• _PROBLEM REQUIREMENTS_: In the entries below, find the lines with the word "предприятия" and copy them.

[start MATERIAL]

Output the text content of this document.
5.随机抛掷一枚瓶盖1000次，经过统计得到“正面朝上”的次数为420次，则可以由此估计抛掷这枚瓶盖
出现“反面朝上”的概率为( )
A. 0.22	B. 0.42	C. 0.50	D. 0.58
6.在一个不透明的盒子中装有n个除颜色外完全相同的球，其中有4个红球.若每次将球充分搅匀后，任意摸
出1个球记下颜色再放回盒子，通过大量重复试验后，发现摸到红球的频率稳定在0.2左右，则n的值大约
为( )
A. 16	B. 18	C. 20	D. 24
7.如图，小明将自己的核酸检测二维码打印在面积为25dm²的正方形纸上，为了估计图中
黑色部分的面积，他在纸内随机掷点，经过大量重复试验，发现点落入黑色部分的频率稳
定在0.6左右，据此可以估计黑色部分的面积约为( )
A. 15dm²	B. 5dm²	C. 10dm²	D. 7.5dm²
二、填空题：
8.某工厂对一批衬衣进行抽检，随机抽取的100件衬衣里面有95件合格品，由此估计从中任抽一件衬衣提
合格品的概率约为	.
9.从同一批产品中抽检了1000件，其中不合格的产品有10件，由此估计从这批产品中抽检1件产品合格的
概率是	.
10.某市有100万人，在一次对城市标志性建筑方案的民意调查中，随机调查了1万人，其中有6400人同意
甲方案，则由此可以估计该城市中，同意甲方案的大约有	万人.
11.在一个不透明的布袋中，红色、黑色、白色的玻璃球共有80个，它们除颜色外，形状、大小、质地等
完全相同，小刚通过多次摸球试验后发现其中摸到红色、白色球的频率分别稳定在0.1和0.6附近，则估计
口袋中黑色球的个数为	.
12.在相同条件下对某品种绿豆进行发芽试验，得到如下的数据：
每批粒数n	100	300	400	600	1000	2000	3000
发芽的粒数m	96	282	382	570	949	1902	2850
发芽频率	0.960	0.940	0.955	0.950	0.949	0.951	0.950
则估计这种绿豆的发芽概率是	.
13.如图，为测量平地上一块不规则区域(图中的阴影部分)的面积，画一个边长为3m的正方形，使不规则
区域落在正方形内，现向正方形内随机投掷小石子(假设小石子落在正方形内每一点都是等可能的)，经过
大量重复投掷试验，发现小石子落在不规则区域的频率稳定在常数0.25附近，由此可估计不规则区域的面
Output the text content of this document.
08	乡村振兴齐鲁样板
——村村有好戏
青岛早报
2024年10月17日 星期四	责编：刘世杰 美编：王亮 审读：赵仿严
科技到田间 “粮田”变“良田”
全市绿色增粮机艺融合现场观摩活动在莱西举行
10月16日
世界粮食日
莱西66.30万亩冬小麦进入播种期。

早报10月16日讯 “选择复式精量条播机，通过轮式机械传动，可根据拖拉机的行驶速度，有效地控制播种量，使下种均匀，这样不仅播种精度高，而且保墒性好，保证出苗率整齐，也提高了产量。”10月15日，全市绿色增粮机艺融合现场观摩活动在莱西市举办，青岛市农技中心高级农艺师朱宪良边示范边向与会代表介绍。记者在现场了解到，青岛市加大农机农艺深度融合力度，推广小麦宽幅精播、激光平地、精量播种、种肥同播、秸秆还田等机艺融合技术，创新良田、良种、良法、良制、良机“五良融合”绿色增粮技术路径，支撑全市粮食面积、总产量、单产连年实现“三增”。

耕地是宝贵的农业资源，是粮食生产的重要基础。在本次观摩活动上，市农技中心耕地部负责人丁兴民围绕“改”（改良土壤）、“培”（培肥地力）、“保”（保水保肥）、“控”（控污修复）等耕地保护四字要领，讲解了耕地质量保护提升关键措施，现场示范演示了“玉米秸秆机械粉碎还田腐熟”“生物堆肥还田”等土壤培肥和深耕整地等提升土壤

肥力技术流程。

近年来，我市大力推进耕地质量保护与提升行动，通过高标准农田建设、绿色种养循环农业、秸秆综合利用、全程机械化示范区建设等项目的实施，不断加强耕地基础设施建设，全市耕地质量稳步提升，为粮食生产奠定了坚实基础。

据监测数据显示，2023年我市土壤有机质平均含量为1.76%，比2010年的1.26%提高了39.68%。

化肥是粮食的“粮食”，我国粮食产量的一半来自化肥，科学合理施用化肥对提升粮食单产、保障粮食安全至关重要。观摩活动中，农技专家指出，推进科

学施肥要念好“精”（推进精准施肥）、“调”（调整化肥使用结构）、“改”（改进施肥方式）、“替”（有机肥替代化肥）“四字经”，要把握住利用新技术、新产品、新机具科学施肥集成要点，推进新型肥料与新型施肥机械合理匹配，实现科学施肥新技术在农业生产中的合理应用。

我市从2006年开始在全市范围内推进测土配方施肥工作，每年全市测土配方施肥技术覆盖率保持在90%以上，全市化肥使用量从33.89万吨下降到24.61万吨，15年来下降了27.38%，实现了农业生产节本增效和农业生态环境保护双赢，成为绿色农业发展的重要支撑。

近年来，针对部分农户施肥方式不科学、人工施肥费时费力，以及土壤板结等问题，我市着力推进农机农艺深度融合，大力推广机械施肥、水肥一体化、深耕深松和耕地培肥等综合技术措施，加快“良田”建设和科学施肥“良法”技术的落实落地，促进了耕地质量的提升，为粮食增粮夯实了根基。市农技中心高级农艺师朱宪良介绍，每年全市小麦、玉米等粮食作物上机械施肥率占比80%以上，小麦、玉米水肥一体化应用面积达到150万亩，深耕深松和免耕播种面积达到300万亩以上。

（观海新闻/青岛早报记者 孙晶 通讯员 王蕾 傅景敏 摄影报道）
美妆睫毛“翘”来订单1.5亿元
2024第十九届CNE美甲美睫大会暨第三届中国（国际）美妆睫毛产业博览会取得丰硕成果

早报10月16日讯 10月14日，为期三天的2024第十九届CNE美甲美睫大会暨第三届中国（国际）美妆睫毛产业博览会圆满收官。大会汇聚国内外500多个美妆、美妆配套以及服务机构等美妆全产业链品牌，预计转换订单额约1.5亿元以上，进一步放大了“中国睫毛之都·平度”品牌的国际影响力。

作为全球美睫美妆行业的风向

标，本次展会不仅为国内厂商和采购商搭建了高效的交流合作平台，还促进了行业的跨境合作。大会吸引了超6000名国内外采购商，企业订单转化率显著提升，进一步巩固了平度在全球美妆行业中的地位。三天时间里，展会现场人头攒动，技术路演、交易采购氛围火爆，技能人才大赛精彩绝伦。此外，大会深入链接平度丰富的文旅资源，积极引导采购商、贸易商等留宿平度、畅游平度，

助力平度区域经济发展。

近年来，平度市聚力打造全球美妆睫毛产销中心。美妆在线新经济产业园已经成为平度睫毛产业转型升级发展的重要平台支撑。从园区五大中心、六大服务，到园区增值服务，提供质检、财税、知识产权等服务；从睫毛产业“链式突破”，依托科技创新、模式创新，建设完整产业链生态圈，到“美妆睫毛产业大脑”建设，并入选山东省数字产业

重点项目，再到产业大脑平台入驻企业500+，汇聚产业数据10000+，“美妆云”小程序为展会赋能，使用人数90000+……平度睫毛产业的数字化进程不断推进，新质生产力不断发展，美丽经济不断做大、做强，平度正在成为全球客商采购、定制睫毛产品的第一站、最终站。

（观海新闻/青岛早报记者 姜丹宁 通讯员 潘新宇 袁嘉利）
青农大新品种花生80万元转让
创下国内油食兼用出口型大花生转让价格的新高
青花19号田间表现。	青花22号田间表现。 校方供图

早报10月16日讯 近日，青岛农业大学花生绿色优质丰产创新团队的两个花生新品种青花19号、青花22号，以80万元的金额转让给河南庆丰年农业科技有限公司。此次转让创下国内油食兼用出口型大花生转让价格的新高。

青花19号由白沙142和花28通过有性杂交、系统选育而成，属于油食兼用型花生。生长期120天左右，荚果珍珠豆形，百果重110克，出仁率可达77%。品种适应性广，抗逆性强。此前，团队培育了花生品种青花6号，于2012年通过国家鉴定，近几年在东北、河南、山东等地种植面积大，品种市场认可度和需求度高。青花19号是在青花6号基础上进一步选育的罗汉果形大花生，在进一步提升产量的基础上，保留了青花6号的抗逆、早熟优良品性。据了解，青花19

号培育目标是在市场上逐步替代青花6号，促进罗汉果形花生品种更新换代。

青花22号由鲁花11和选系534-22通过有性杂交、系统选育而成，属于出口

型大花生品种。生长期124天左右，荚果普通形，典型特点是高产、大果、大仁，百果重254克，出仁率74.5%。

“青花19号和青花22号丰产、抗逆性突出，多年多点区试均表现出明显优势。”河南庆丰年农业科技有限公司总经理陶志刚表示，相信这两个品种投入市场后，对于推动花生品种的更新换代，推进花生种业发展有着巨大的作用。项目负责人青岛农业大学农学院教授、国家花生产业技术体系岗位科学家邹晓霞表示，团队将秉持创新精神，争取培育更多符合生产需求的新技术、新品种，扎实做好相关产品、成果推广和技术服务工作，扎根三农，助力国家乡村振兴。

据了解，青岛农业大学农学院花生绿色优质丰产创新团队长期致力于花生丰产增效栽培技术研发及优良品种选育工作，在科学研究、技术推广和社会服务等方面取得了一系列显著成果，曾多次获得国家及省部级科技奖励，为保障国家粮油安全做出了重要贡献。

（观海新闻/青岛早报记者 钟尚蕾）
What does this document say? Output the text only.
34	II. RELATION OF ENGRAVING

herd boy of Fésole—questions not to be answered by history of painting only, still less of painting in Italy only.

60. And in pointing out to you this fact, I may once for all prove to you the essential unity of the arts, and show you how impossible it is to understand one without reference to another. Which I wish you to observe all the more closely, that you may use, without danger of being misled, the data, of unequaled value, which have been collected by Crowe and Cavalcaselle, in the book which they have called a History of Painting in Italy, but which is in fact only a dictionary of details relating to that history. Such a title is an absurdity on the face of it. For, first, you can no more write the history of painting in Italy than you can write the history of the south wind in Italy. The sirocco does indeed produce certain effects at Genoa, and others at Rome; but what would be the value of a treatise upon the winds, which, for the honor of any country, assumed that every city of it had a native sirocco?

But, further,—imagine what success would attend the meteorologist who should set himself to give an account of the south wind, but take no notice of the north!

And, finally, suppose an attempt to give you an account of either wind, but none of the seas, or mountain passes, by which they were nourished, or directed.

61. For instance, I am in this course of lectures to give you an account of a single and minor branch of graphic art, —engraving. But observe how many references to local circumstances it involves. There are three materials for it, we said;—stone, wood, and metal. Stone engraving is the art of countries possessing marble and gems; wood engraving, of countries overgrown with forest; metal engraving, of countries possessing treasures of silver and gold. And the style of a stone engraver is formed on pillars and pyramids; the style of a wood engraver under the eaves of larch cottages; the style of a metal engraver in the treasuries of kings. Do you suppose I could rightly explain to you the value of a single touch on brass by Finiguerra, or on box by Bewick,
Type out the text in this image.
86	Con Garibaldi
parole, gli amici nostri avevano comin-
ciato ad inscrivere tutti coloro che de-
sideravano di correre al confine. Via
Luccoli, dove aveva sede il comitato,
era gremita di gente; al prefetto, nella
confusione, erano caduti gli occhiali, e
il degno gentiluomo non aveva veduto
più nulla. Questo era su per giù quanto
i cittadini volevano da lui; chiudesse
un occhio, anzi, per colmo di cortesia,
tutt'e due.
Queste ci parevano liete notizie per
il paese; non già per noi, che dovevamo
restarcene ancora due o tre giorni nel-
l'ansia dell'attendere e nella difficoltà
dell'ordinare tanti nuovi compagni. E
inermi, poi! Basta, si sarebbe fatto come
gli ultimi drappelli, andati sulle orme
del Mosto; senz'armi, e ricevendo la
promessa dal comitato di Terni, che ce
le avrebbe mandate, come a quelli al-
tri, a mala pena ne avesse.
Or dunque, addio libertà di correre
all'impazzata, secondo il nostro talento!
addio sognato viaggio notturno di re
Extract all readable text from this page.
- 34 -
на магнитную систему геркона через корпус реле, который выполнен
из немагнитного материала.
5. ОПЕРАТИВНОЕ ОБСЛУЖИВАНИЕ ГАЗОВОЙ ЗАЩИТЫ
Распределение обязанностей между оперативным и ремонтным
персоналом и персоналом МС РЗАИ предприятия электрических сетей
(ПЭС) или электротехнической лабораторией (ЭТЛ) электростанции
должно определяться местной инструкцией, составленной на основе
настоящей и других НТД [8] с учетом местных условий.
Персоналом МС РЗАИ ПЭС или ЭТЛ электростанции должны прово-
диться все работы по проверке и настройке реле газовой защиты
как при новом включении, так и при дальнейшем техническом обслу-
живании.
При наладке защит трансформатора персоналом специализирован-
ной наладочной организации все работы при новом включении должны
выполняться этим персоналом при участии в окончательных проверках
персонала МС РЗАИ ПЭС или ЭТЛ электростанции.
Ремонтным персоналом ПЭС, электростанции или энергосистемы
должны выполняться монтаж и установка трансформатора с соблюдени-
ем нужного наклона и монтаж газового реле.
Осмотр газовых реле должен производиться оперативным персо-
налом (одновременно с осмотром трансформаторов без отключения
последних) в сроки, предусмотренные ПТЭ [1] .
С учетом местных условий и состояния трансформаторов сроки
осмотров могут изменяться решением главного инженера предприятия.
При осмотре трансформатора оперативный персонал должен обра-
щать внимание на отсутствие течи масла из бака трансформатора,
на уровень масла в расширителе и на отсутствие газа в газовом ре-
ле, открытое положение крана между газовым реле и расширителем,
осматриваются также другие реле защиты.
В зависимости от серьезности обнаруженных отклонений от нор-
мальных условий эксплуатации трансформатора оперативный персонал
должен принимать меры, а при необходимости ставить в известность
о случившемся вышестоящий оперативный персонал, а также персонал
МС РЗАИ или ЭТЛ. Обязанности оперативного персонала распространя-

[end MATERIAL]

• _RESULT FOR THIS TASK_:
персоналом и персоналом МС РЗАИ предприятия электрических сетей
осмотров могут изменяться решением главного инженера предприятия.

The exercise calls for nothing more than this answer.